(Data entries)
────
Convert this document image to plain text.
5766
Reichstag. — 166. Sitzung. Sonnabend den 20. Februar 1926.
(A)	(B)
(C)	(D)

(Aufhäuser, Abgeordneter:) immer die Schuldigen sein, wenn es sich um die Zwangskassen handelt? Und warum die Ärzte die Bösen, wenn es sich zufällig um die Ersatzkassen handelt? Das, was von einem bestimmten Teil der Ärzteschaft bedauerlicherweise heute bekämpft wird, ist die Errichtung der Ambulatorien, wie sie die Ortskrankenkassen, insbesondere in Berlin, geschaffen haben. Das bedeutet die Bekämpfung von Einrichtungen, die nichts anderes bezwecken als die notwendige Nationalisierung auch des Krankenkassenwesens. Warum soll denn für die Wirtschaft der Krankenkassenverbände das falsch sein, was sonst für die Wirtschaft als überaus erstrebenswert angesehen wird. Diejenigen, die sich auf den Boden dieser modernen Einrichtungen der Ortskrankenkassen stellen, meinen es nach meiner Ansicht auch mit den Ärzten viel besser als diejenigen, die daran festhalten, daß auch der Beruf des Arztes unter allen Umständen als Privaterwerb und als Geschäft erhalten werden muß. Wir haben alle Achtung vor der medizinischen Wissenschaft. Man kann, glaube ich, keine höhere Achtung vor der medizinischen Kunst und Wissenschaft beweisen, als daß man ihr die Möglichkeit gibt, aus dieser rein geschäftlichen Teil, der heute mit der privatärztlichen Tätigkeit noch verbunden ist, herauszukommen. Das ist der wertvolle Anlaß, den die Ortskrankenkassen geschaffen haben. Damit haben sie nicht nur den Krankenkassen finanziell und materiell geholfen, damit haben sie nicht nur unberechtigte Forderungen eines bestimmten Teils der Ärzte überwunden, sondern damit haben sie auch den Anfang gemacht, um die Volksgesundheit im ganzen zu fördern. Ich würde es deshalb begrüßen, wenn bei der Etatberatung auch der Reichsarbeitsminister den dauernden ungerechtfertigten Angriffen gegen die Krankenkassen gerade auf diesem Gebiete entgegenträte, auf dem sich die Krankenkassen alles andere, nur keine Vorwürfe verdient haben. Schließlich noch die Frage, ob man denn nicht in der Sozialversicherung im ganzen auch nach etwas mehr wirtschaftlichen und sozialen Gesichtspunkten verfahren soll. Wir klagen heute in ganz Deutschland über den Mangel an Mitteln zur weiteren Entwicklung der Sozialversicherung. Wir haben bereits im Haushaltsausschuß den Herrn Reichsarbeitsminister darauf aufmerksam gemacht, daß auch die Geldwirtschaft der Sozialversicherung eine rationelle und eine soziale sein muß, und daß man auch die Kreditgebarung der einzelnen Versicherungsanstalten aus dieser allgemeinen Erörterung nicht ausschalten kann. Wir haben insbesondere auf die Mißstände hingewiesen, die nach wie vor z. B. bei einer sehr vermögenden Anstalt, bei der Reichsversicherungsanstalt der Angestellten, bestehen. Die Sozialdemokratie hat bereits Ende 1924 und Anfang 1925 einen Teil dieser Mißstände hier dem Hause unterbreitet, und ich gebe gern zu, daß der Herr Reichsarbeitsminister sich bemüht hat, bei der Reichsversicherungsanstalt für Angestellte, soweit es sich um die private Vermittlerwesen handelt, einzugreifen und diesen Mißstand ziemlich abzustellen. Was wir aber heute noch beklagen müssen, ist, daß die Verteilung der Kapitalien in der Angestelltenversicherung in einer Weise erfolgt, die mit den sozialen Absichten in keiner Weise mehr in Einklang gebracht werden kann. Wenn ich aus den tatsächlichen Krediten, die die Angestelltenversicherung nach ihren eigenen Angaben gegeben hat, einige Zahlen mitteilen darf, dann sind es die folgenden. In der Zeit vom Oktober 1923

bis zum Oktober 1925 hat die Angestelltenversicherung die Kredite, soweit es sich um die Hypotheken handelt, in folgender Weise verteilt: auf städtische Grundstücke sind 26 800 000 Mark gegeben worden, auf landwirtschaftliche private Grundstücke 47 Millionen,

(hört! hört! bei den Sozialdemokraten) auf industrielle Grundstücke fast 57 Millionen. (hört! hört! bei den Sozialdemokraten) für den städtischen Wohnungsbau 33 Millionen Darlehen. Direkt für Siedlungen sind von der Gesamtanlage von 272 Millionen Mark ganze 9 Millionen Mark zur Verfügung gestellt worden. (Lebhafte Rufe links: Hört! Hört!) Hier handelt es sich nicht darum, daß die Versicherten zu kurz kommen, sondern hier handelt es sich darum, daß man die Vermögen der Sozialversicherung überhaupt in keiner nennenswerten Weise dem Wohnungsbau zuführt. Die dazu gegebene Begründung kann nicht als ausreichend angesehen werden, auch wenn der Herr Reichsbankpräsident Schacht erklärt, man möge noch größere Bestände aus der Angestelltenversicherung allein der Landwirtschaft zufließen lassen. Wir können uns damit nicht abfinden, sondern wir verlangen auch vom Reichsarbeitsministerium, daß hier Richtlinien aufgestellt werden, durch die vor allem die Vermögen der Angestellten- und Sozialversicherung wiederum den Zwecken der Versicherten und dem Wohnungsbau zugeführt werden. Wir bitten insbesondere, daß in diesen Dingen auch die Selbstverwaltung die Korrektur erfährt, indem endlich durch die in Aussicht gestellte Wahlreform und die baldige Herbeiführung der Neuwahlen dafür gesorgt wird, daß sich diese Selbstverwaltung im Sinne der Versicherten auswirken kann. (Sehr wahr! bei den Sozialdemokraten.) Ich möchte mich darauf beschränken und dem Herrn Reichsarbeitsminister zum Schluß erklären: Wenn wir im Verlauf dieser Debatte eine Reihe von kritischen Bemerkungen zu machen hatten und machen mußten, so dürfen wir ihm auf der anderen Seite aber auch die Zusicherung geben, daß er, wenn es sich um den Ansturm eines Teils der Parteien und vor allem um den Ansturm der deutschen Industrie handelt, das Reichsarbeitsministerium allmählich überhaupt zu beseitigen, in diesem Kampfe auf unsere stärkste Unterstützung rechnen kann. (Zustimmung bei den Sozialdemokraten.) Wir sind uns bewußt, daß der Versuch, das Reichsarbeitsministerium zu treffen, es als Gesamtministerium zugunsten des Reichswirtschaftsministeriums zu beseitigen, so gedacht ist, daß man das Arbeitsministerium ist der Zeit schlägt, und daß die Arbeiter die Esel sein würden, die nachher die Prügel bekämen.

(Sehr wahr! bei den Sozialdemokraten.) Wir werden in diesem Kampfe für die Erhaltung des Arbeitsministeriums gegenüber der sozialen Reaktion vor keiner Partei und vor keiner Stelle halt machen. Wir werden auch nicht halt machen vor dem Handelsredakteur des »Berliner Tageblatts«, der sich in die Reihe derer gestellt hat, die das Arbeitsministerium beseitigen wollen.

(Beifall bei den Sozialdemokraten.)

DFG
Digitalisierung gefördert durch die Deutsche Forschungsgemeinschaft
────
*WRITTEN PROBLEM*:
Every record should be repeated exactly; please leave none out.

*OUTPUT FOR THIS TASK*:
Convert this document image to plain text.
5766
Reichstag. — 166. Sitzung. Sonnabend den 20. Februar 1926.
(A)	(B)
(C)	(D)

(Aufhäuser, Abgeordneter:) immer die Schuldigen sein, wenn es sich um die Zwangskassen handelt? Und warum die Ärzte die Bösen, wenn es sich zufällig um die Ersatzkassen handelt? Das, was von einem bestimmten Teil der Ärzteschaft bedauerlicherweise heute bekämpft wird, ist die Errichtung der Ambulatorien, wie sie die Ortskrankenkassen, insbesondere in Berlin, geschaffen haben. Das bedeutet die Bekämpfung von Einrichtungen, die nichts anderes bezwecken als die notwendige Nationalisierung auch des Krankenkassenwesens. Warum soll denn für die Wirtschaft der Krankenkassenverbände das falsch sein, was sonst für die Wirtschaft als überaus erstrebenswert angesehen wird. Diejenigen, die sich auf den Boden dieser modernen Einrichtungen der Ortskrankenkassen stellen, meinen es nach meiner Ansicht auch mit den Ärzten viel besser als diejenigen, die daran festhalten, daß auch der Beruf des Arztes unter allen Umständen als Privaterwerb und als Geschäft erhalten werden muß. Wir haben alle Achtung vor der medizinischen Wissenschaft. Man kann, glaube ich, keine höhere Achtung vor der medizinischen Kunst und Wissenschaft beweisen, als daß man ihr die Möglichkeit gibt, aus dieser rein geschäftlichen Teil, der heute mit der privatärztlichen Tätigkeit noch verbunden ist, herauszukommen. Das ist der wertvolle Anlaß, den die Ortskrankenkassen geschaffen haben. Damit haben sie nicht nur den Krankenkassen finanziell und materiell geholfen, damit haben sie nicht nur unberechtigte Forderungen eines bestimmten Teils der Ärzte überwunden, sondern damit haben sie auch den Anfang gemacht, um die Volksgesundheit im ganzen zu fördern. Ich würde es deshalb begrüßen, wenn bei der Etatberatung auch der Reichsarbeitsminister den dauernden ungerechtfertigten Angriffen gegen die Krankenkassen gerade auf diesem Gebiete entgegenträte, auf dem sich die Krankenkassen alles andere, nur keine Vorwürfe verdient haben. Schließlich noch die Frage, ob man denn nicht in der Sozialversicherung im ganzen auch nach etwas mehr wirtschaftlichen und sozialen Gesichtspunkten verfahren soll. Wir klagen heute in ganz Deutschland über den Mangel an Mitteln zur weiteren Entwicklung der Sozialversicherung. Wir haben bereits im Haushaltsausschuß den Herrn Reichsarbeitsminister darauf aufmerksam gemacht, daß auch die Geldwirtschaft der Sozialversicherung eine rationelle und eine soziale sein muß, und daß man auch die Kreditgebarung der einzelnen Versicherungsanstalten aus dieser allgemeinen Erörterung nicht ausschalten kann. Wir haben insbesondere auf die Mißstände hingewiesen, die nach wie vor z. B. bei einer sehr vermögenden Anstalt, bei der Reichsversicherungsanstalt der Angestellten, bestehen. Die Sozialdemokratie hat bereits Ende 1924 und Anfang 1925 einen Teil dieser Mißstände hier dem Hause unterbreitet, und ich gebe gern zu, daß der Herr Reichsarbeitsminister sich bemüht hat, bei der Reichsversicherungsanstalt für Angestellte, soweit es sich um die private Vermittlerwesen handelt, einzugreifen und diesen Mißstand ziemlich abzustellen. Was wir aber heute noch beklagen müssen, ist, daß die Verteilung der Kapitalien in der Angestelltenversicherung in einer Weise erfolgt, die mit den sozialen Absichten in keiner Weise mehr in Einklang gebracht werden kann. Wenn ich aus den tatsächlichen Krediten, die die Angestelltenversicherung nach ihren eigenen Angaben gegeben hat, einige Zahlen mitteilen darf, dann sind es die folgenden. In der Zeit vom Oktober 1923

bis zum Oktober 1925 hat die Angestelltenversicherung die Kredite, soweit es sich um die Hypotheken handelt, in folgender Weise verteilt: auf städtische Grundstücke sind 26 800 000 Mark gegeben worden, auf landwirtschaftliche private Grundstücke 47 Millionen,

(hört! hört! bei den Sozialdemokraten) auf industrielle Grundstücke fast 57 Millionen. (hört! hört! bei den Sozialdemokraten) für den städtischen Wohnungsbau 33 Millionen Darlehen. Direkt für Siedlungen sind von der Gesamtanlage von 272 Millionen Mark ganze 9 Millionen Mark zur Verfügung gestellt worden. (Lebhafte Rufe links: Hört! Hört!) Hier handelt es sich nicht darum, daß die Versicherten zu kurz kommen, sondern hier handelt es sich darum, daß man die Vermögen der Sozialversicherung überhaupt in keiner nennenswerten Weise dem Wohnungsbau zuführt. Die dazu gegebene Begründung kann nicht als ausreichend angesehen werden, auch wenn der Herr Reichsbankpräsident Schacht erklärt, man möge noch größere Bestände aus der Angestelltenversicherung allein der Landwirtschaft zufließen lassen. Wir können uns damit nicht abfinden, sondern wir verlangen auch vom Reichsarbeitsministerium, daß hier Richtlinien aufgestellt werden, durch die vor allem die Vermögen der Angestellten- und Sozialversicherung wiederum den Zwecken der Versicherten und dem Wohnungsbau zugeführt werden. Wir bitten insbesondere, daß in diesen Dingen auch die Selbstverwaltung die Korrektur erfährt, indem endlich durch die in Aussicht gestellte Wahlreform und die baldige Herbeiführung der Neuwahlen dafür gesorgt wird, daß sich diese Selbstverwaltung im Sinne der Versicherten auswirken kann. (Sehr wahr! bei den Sozialdemokraten.) Ich möchte mich darauf beschränken und dem Herrn Reichsarbeitsminister zum Schluß erklären: Wenn wir im Verlauf dieser Debatte eine Reihe von kritischen Bemerkungen zu machen hatten und machen mußten, so dürfen wir ihm auf der anderen Seite aber auch die Zusicherung geben, daß er, wenn es sich um den Ansturm eines Teils der Parteien und vor allem um den Ansturm der deutschen Industrie handelt, das Reichsarbeitsministerium allmählich überhaupt zu beseitigen, in diesem Kampfe auf unsere stärkste Unterstützung rechnen kann. (Zustimmung bei den Sozialdemokraten.) Wir sind uns bewußt, daß der Versuch, das Reichsarbeitsministerium zu treffen, es als Gesamtministerium zugunsten des Reichswirtschaftsministeriums zu beseitigen, so gedacht ist, daß man das Arbeitsministerium ist der Zeit schlägt, und daß die Arbeiter die Esel sein würden, die nachher die Prügel bekämen.

(Sehr wahr! bei den Sozialdemokraten.) Wir werden in diesem Kampfe für die Erhaltung des Arbeitsministeriums gegenüber der sozialen Reaktion vor keiner Partei und vor keiner Stelle halt machen. Wir werden auch nicht halt machen vor dem Handelsredakteur des »Berliner Tageblatts«, der sich in die Reihe derer gestellt hat, die das Arbeitsministerium beseitigen wollen.

(Beifall bei den Sozialdemokraten.)

DFG
Digitalisierung gefördert durch die Deutsche Forschungsgemeinschaft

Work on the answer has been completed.